**WHAT IS ASKED**
Quote the records beneath, complete and exact. Leave out images.

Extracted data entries

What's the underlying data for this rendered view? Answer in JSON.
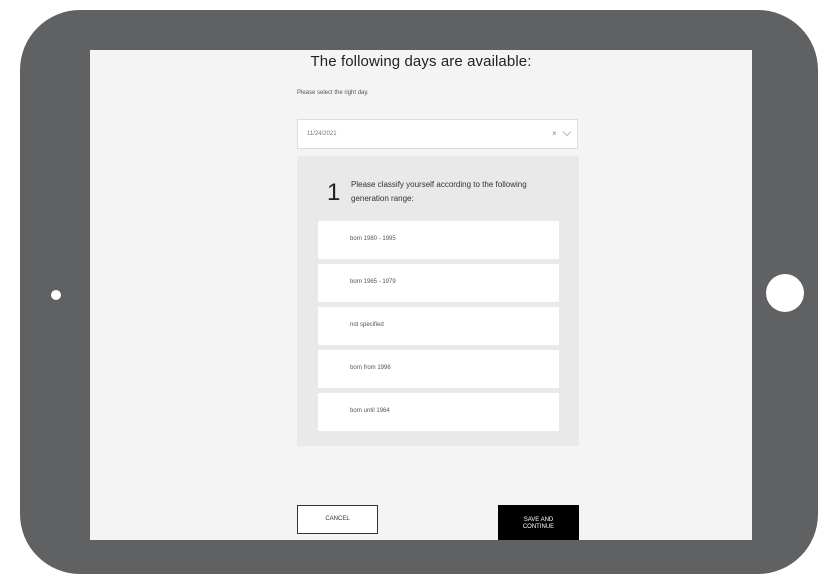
{
  "title": "The following days are available:",
  "subtitle": "Please select the right day.",
  "date_select": {
    "value": "11/24/2021",
    "clear_symbol": "×",
    "chevron_icon": "chevron-down-icon"
  },
  "question": {
    "number": "1",
    "text": "Please classify yourself according to the following generation range:",
    "options": [
      "born 1980 - 1995",
      "born 1965 - 1979",
      "not specified",
      "born from 1996",
      "born until 1964"
    ]
  },
  "buttons": {
    "cancel": "CANCEL",
    "save_line1": "SAVE AND",
    "save_line2": "CONTINUE"
  },
  "colors": {
    "device_frame": "#5f6163",
    "screen_background": "#f4f4f4",
    "panel_background": "#e9e9e9",
    "primary_button": "#000000"
  }
}
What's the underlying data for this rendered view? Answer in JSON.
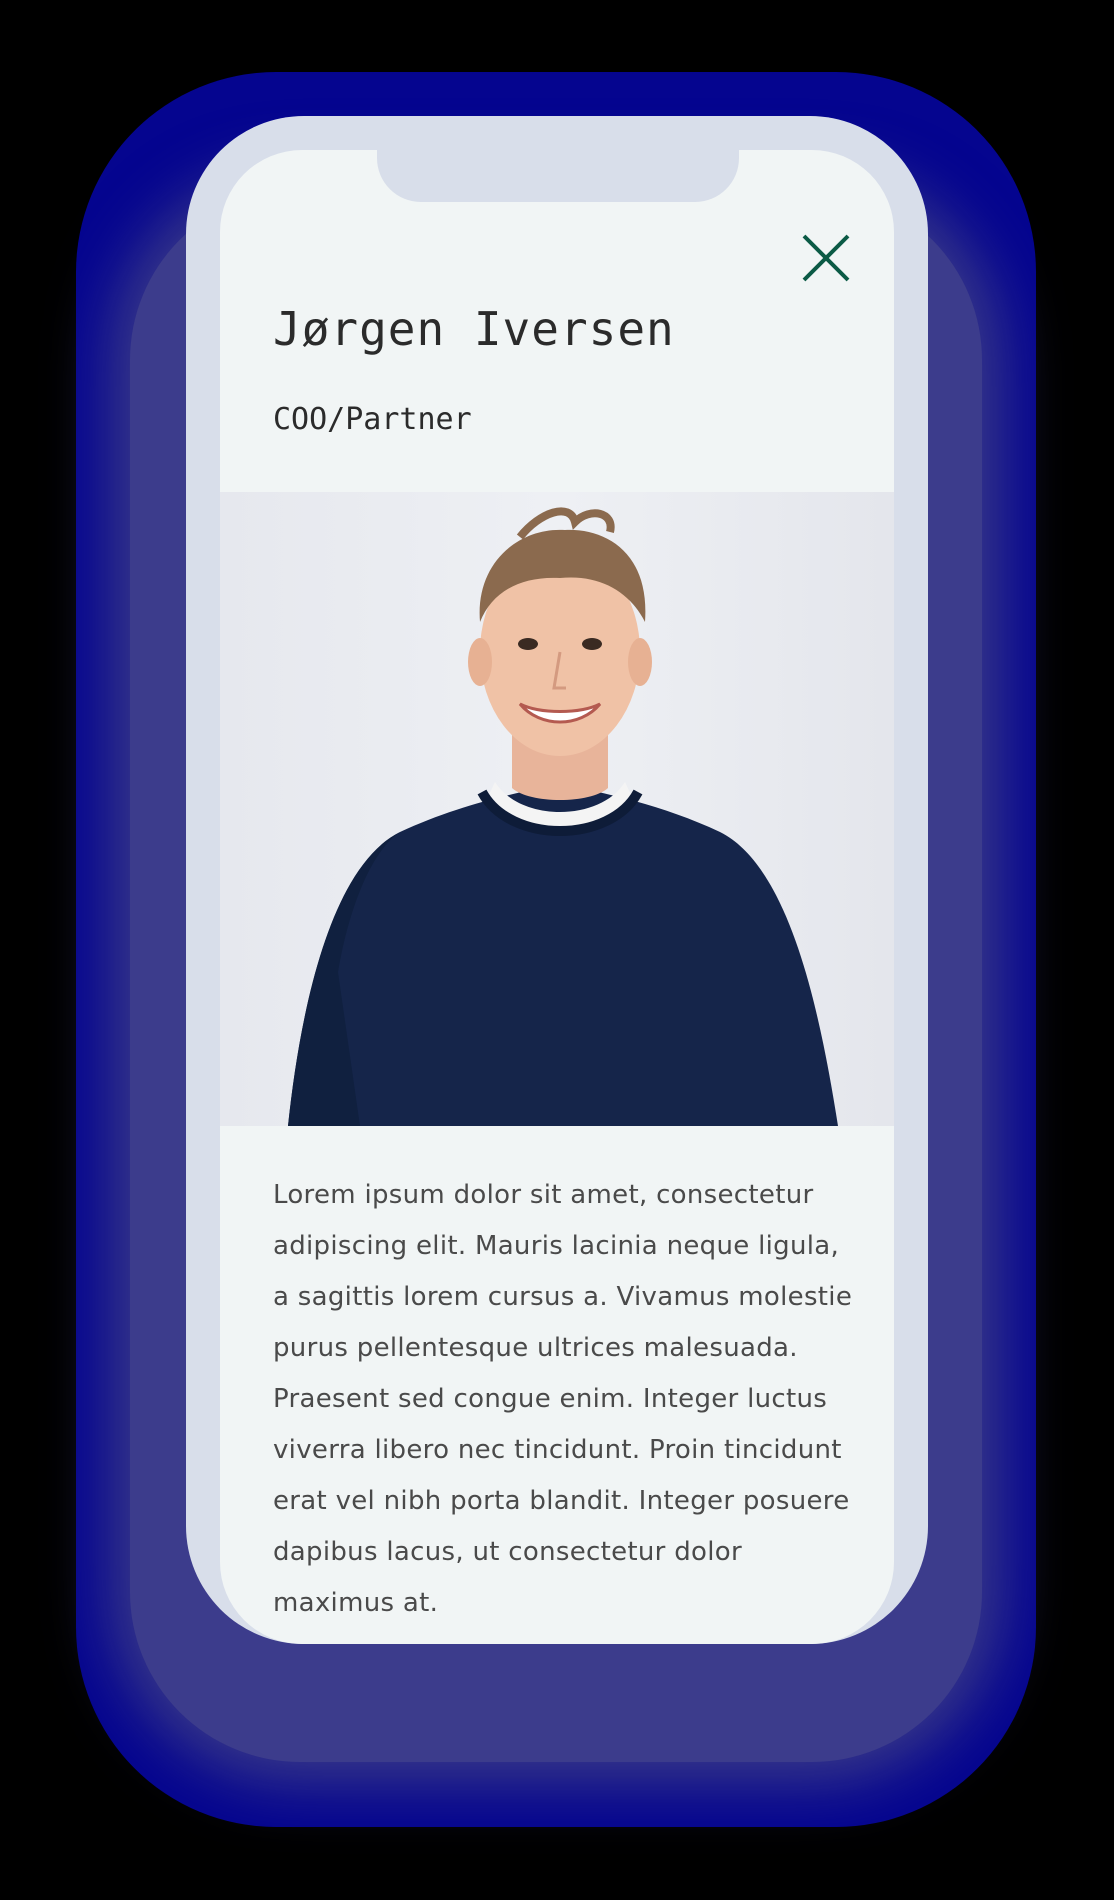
{
  "profile": {
    "name": "Jørgen Iversen",
    "role": "COO/Partner",
    "photo_alt": "Portrait of Jørgen Iversen",
    "bio": "Lorem ipsum dolor sit amet, consectetur adipiscing elit. Mauris lacinia neque ligula, a sagittis lorem cursus a. Vivamus molestie purus pellentesque ultrices malesuada. Praesent sed congue enim. Integer luctus viverra libero nec tincidunt. Proin tincidunt erat vel nibh porta blandit. Integer posuere dapibus lacus, ut consectetur dolor maximus at."
  },
  "close_icon": "close-icon",
  "colors": {
    "accent": "#0b5a45",
    "screen_bg": "#f1f5f5",
    "frame": "#d8deea",
    "glow": "#05058f"
  }
}
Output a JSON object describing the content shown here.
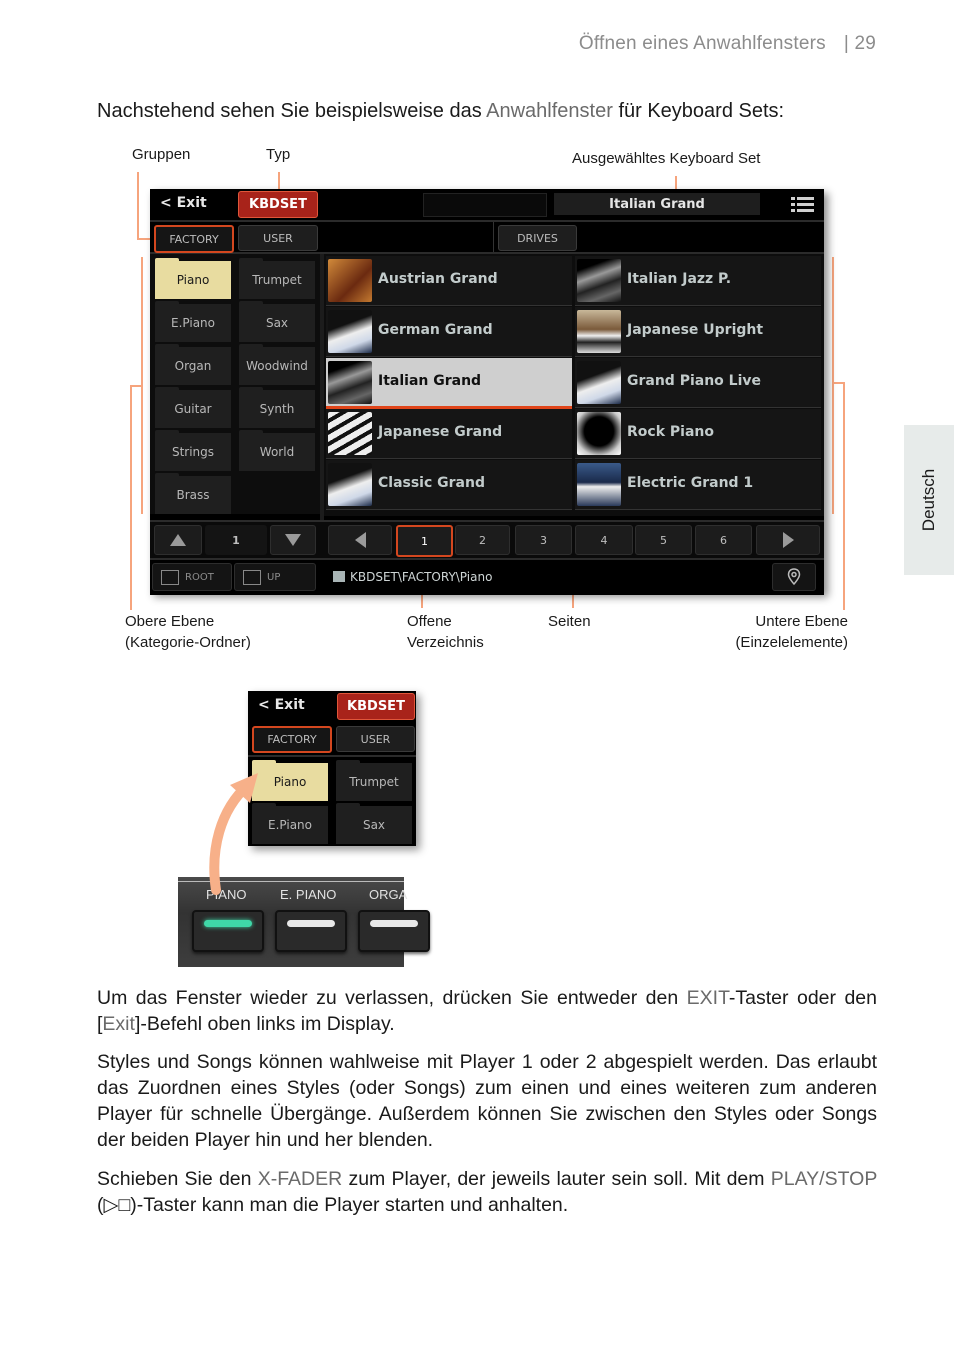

**TASK RESPONSE**
What's the underlying data for this rendered view? Answer in JSON.
{
  "title": "The following days are available:",
  "subtitle": "Please select the right day.",
  "date_select": {
    "value": "11/24/2021",
    "clear_symbol": "×",
    "chevron_icon": "chevron-down-icon"
  },
  "question": {
    "number": "1",
    "text": "Please classify yourself according to the following generation range:",
    "options": [
      "born 1980 - 1995",
      "born 1965 - 1979",
      "not specified",
      "born from 1996",
      "born until 1964"
    ]
  },
  "buttons": {
    "cancel": "CANCEL",
    "save_line1": "SAVE AND",
    "save_line2": "CONTINUE"
  },
  "colors": {
    "device_frame": "#5f6163",
    "screen_background": "#f4f4f4",
    "panel_background": "#e9e9e9",
    "primary_button": "#000000"
  }
}
What's the underlying data for this rendered view? Answer in JSON.
{
  "profile": {
    "name": "Jørgen Iversen",
    "role": "COO/Partner",
    "photo_alt": "Portrait of Jørgen Iversen",
    "bio": "Lorem ipsum dolor sit amet, consectetur adipiscing elit. Mauris lacinia neque ligula, a sagittis lorem cursus a. Vivamus molestie purus pellentesque ultrices malesuada. Praesent sed congue enim. Integer luctus viverra libero nec tincidunt. Proin tincidunt erat vel nibh porta blandit. Integer posuere dapibus lacus, ut consectetur dolor maximus at."
  },
  "close_icon": "close-icon",
  "colors": {
    "accent": "#0b5a45",
    "screen_bg": "#f1f5f5",
    "frame": "#d8deea",
    "glow": "#05058f"
  }
}
Output a JSON object describing the content shown here.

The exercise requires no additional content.